[Saved entries]
§ §
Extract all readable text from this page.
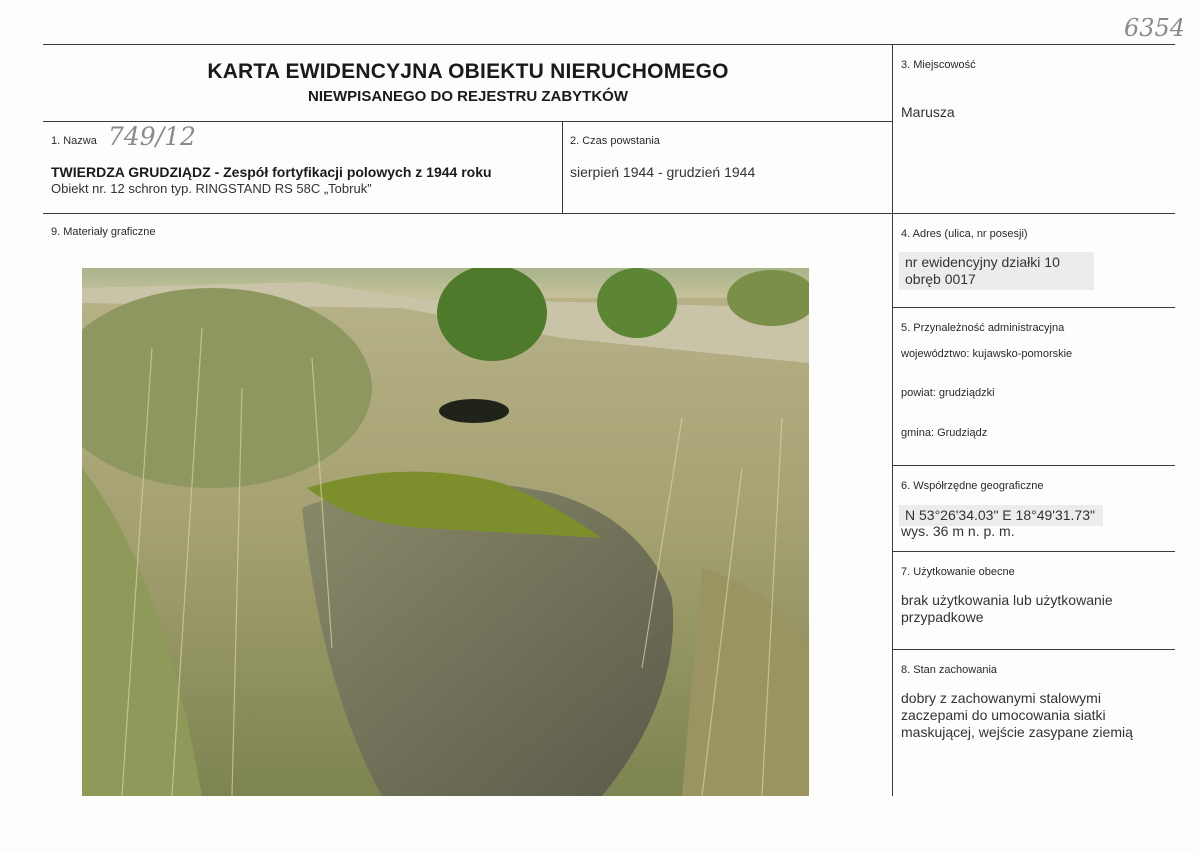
6354
KARTA EWIDENCYJNA OBIEKTU NIERUCHOMEGO
NIEWPISANEGO DO REJESTRU ZABYTKÓW
3. Miejscowość
Marusza
1. Nazwa 749/12
TWIERDZA GRUDZIĄDZ - Zespół fortyfikacji polowych z 1944 roku
Obiekt nr. 12 schron typ. RINGSTAND RS 58C „Tobruk”
2. Czas powstania
sierpień 1944 - grudzień 1944
9. Materiały graficzne	4. Adres (ulica, nr posesji)
nr ewidencyjny działki 10
obręb 0017
5. Przynależność administracyjna
województwo: kujawsko-pomorskie
powiat: grudziądzki
gmina: Grudziądz
6. Współrzędne geograficzne
N 53°26'34.03" E 18°49'31.73"
wys. 36 m n. p. m.
7. Użytkowanie obecne
brak użytkowania lub użytkowanie przypadkowe
8. Stan zachowania
dobry z zachowanymi stalowymi zaczepami do umocowania siatki maskującej, wejście zasypane ziemią
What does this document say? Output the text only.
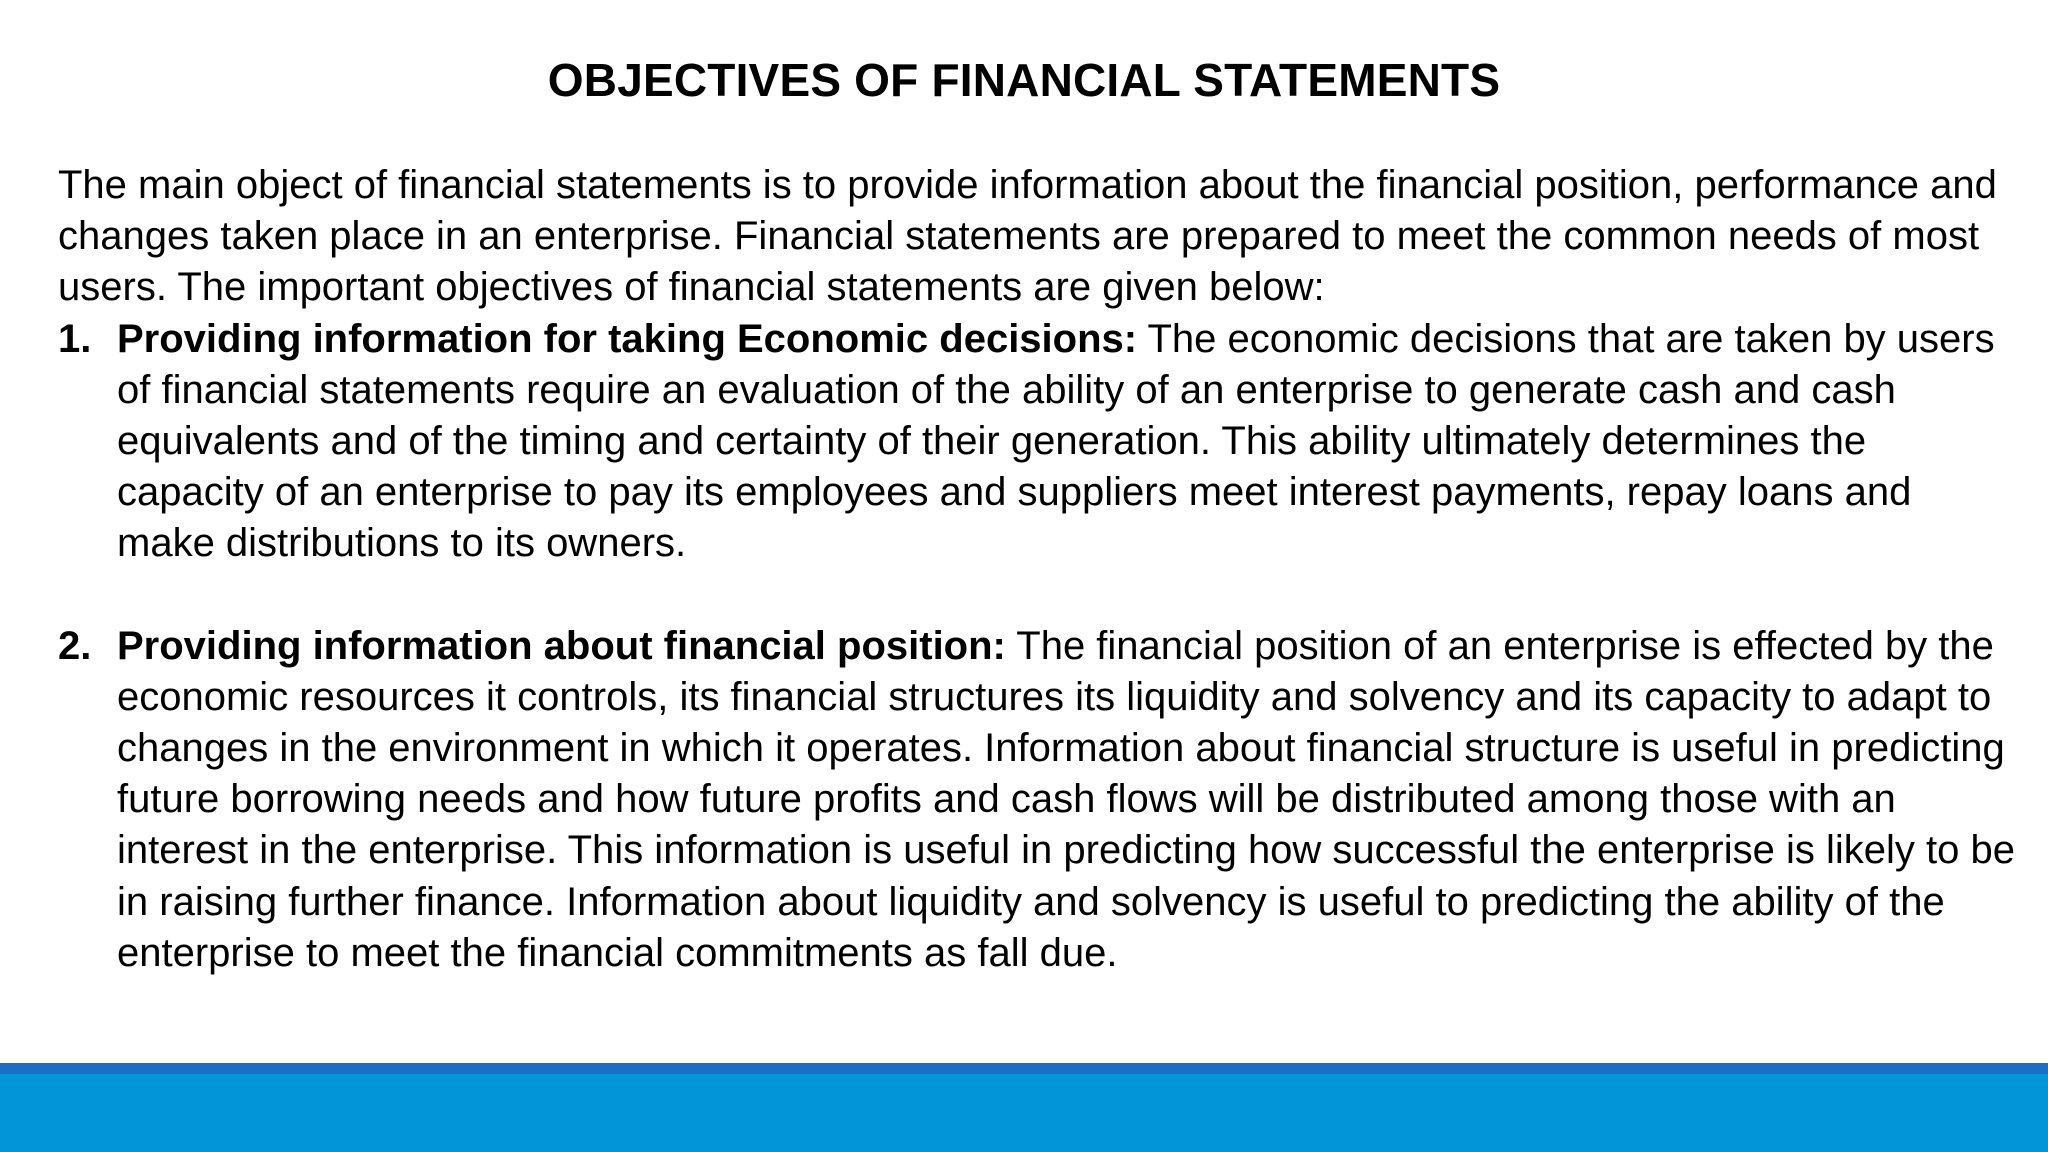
OBJECTIVES OF FINANCIAL STATEMENTS

The main object of financial statements is to provide information about the financial position, performance and changes taken place in an enterprise. Financial statements are prepared to meet the common needs of most users. The important objectives of financial statements are given below:

1. Providing information for taking Economic decisions: The economic decisions that are taken by users of financial statements require an evaluation of the ability of an enterprise to generate cash and cash equivalents and of the timing and certainty of their generation. This ability ultimately determines the capacity of an enterprise to pay its employees and suppliers meet interest payments, repay loans and make distributions to its owners.
2. Providing information about financial position: The financial position of an enterprise is effected by the economic resources it controls, its financial structures its liquidity and solvency and its capacity to adapt to changes in the environment in which it operates. Information about financial structure is useful in predicting future borrowing needs and how future profits and cash flows will be distributed among those with an interest in the enterprise. This information is useful in predicting how successful the enterprise is likely to be in raising further finance. Information about liquidity and solvency is useful to predicting the ability of the enterprise to meet the financial commitments as fall due.
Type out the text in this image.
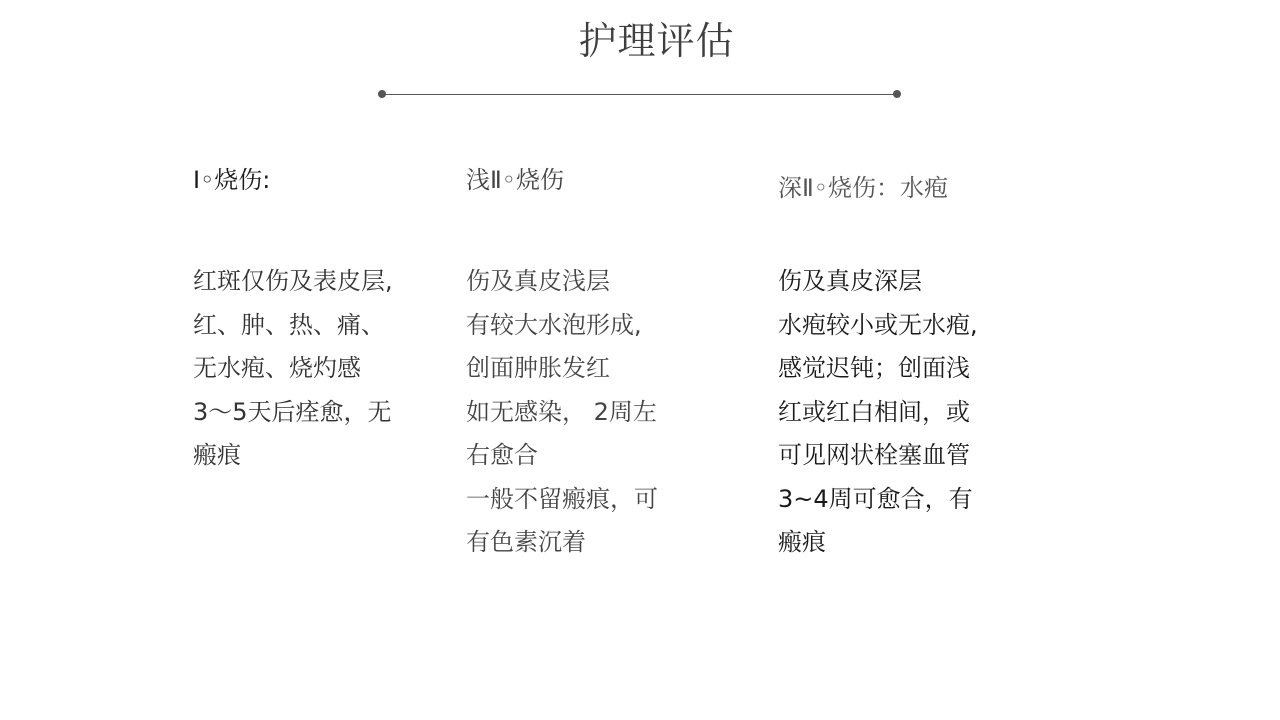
护理评估
I◦烧伤:
红斑仅伤及表皮层,
红、肿、热、痛、
无水疱、烧灼感
3～5天后痊愈，无
瘢痕
浅Ⅱ◦烧伤
伤及真皮浅层
有较大水泡形成,
创面肿胀发红
如无感染， 2周左
右愈合
一般不留瘢痕，可
有色素沉着
深Ⅱ◦烧伤：水疱
伤及真皮深层
水疱较小或无水疱,
感觉迟钝；创面浅
红或红白相间，或
可见网状栓塞血管
3~4周可愈合，有
瘢痕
§ §
Could you repeat, exactly and with nothing else, the lines from the one containing "Type out the text in this image." through the last line of the records above, leaving out the pictures?

Type out the text in this image.
护理评估
I◦烧伤:
红斑仅伤及表皮层,
红、肿、热、痛、
无水疱、烧灼感
3～5天后痊愈，无
瘢痕
浅Ⅱ◦烧伤
伤及真皮浅层
有较大水泡形成,
创面肿胀发红
如无感染， 2周左
右愈合
一般不留瘢痕，可
有色素沉着
深Ⅱ◦烧伤：水疱
伤及真皮深层
水疱较小或无水疱,
感觉迟钝；创面浅
红或红白相间，或
可见网状栓塞血管
3~4周可愈合，有
瘢痕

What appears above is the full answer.